▶ _OBJECTIVE_
Please copy out the listing below word for word, from its first line through the line containing "grid-cell[interactable] bbox=[396, 508, 409, 521]", including both.

»»

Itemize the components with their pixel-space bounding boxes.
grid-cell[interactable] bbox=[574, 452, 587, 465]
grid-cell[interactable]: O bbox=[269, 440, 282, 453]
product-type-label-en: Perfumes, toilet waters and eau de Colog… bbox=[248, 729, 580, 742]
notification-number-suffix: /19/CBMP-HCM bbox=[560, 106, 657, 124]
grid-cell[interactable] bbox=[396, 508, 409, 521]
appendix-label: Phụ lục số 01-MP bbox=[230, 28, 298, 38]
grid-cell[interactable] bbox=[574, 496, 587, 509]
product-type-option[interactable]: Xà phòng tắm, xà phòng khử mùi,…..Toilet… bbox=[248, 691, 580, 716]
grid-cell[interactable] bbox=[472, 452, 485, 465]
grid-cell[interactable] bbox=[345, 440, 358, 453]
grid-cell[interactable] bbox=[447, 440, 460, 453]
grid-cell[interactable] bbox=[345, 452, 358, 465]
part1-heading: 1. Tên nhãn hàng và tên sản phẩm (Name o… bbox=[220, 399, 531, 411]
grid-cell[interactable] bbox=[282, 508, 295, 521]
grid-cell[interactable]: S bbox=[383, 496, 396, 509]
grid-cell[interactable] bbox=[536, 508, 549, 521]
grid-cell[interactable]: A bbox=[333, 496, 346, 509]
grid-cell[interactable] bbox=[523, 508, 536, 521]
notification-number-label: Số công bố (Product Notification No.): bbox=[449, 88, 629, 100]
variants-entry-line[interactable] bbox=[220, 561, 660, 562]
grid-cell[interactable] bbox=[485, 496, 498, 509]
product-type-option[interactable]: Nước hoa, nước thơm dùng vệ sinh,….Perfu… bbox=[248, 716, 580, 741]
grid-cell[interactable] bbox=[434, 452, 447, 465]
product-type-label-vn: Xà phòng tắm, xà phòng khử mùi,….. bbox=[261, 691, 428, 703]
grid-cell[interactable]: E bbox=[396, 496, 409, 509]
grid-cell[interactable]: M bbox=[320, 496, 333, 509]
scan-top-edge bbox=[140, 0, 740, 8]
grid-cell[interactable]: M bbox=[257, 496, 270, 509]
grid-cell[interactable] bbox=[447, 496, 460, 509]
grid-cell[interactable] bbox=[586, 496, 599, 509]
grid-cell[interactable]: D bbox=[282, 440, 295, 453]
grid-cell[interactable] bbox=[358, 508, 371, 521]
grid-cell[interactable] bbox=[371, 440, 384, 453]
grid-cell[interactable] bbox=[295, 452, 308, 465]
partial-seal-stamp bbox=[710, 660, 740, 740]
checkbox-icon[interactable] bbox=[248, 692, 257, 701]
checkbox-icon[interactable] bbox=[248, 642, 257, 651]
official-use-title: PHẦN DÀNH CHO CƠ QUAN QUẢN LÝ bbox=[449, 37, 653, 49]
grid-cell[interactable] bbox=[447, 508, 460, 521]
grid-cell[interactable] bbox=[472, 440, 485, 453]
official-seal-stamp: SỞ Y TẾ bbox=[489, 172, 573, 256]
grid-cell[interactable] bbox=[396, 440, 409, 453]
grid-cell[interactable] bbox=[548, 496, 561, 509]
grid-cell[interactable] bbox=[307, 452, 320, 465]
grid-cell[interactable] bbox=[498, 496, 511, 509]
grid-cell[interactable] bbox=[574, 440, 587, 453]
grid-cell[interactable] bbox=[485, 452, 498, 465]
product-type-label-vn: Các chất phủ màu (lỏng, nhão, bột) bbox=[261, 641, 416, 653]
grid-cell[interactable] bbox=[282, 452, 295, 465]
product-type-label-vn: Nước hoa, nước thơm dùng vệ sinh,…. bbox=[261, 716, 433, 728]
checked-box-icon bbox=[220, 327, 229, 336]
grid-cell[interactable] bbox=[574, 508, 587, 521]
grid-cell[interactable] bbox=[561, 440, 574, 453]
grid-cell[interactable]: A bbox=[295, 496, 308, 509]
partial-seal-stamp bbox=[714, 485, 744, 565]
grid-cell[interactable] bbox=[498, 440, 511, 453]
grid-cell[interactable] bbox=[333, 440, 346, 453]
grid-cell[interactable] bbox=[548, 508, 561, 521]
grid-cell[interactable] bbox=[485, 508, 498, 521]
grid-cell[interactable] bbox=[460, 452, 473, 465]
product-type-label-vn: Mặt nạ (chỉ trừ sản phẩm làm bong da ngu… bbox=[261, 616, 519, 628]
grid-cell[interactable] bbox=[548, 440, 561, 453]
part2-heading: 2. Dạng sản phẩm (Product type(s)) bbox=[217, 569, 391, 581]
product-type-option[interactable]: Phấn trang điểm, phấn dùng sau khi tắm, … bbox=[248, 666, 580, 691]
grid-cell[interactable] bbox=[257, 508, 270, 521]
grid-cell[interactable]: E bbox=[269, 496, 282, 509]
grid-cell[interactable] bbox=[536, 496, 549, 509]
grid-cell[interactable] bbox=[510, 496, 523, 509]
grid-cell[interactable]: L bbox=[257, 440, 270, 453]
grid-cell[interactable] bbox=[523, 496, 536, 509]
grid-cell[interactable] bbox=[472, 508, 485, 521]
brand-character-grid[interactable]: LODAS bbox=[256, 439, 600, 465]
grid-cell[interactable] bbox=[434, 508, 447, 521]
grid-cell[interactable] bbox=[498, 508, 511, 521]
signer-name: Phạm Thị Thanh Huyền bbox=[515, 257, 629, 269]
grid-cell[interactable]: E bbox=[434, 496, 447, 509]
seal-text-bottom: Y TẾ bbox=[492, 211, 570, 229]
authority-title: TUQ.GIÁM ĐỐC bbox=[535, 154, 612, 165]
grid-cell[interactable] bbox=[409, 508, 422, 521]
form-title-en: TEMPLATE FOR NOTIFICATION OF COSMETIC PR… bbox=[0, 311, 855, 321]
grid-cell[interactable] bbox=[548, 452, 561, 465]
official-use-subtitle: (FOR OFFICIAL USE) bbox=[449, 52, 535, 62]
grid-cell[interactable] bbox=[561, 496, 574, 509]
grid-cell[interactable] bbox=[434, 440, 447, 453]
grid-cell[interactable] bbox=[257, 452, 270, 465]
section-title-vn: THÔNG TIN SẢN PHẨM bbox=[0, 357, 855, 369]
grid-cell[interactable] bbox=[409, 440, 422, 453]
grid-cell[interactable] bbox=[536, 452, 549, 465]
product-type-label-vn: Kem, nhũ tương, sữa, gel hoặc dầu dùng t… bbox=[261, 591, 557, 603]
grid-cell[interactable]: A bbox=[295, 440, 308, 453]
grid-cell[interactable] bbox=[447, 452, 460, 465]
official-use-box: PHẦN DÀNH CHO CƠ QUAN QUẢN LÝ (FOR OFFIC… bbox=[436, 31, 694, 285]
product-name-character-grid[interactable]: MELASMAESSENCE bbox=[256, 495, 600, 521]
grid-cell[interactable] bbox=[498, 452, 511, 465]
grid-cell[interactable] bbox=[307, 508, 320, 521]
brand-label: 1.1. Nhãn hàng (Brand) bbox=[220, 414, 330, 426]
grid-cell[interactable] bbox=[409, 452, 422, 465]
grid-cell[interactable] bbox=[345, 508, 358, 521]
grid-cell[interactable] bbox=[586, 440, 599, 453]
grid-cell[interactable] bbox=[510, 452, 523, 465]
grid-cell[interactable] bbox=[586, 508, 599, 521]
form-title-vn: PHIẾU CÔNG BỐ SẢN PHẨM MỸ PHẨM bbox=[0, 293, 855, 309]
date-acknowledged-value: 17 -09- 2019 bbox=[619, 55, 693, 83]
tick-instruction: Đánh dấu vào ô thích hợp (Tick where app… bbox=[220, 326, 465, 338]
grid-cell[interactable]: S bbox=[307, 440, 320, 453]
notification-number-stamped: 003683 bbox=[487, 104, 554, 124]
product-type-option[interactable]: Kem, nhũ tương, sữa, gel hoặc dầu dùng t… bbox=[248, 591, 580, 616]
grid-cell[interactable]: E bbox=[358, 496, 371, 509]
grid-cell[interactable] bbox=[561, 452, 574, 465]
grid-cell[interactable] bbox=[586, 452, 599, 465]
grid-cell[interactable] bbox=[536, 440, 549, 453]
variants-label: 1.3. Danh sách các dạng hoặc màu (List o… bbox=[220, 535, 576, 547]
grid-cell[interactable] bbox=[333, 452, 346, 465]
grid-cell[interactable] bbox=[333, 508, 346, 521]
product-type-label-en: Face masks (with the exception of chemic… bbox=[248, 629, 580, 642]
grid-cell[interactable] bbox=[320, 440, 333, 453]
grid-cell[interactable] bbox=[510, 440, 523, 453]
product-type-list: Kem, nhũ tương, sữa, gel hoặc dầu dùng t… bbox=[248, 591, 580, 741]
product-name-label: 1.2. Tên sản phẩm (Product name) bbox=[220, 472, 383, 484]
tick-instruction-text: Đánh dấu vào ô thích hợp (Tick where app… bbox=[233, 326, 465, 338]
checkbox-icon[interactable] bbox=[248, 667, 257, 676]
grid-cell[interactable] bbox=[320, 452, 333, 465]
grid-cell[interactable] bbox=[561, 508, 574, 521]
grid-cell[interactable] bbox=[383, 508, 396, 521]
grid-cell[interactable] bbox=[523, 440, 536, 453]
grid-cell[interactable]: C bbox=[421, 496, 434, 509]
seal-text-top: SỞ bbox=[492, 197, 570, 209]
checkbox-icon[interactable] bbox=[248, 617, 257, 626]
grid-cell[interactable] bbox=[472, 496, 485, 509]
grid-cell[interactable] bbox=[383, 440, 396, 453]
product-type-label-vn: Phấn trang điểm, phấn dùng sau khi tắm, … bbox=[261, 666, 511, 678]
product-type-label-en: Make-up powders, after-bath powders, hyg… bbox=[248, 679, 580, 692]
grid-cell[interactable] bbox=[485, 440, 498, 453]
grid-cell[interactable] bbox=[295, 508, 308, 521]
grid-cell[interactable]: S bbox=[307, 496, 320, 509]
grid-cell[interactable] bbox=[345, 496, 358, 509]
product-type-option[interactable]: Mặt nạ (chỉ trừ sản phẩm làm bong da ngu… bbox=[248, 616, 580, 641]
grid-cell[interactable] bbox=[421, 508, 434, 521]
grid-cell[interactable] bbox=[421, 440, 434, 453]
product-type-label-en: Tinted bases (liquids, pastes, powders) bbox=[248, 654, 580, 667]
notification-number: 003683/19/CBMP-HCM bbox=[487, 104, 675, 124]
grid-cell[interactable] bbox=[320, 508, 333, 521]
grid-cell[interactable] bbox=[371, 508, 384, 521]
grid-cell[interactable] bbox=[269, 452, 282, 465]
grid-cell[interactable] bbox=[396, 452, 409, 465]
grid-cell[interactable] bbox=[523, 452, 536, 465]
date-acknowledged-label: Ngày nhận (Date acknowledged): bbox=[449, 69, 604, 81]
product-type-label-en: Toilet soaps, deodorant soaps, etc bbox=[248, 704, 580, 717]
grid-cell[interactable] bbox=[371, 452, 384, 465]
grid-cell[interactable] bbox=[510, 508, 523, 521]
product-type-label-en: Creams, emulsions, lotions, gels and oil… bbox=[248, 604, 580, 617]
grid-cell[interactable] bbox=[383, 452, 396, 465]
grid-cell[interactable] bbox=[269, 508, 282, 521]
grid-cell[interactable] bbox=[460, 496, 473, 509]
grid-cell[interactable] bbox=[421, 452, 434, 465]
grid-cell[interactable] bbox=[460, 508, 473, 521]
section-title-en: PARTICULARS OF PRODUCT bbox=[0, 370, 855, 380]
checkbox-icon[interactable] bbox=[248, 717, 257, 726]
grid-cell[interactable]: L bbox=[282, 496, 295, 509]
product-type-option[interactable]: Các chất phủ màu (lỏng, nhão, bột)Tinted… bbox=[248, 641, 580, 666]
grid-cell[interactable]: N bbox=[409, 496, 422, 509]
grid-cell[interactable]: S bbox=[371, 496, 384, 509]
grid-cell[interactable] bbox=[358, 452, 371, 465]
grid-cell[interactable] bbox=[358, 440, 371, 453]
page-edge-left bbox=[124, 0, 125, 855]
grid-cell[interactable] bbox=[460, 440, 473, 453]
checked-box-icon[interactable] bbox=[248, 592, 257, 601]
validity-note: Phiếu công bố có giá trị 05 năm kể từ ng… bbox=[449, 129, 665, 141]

««

▶ _COMPLETE RESPONSE_
Itemize the components with their pixel-space bounding boxes.
grid-cell[interactable] bbox=[574, 452, 587, 465]
grid-cell[interactable]: O bbox=[269, 440, 282, 453]
product-type-label-en: Perfumes, toilet waters and eau de Colog… bbox=[248, 729, 580, 742]
notification-number-suffix: /19/CBMP-HCM bbox=[560, 106, 657, 124]
grid-cell[interactable] bbox=[396, 508, 409, 521]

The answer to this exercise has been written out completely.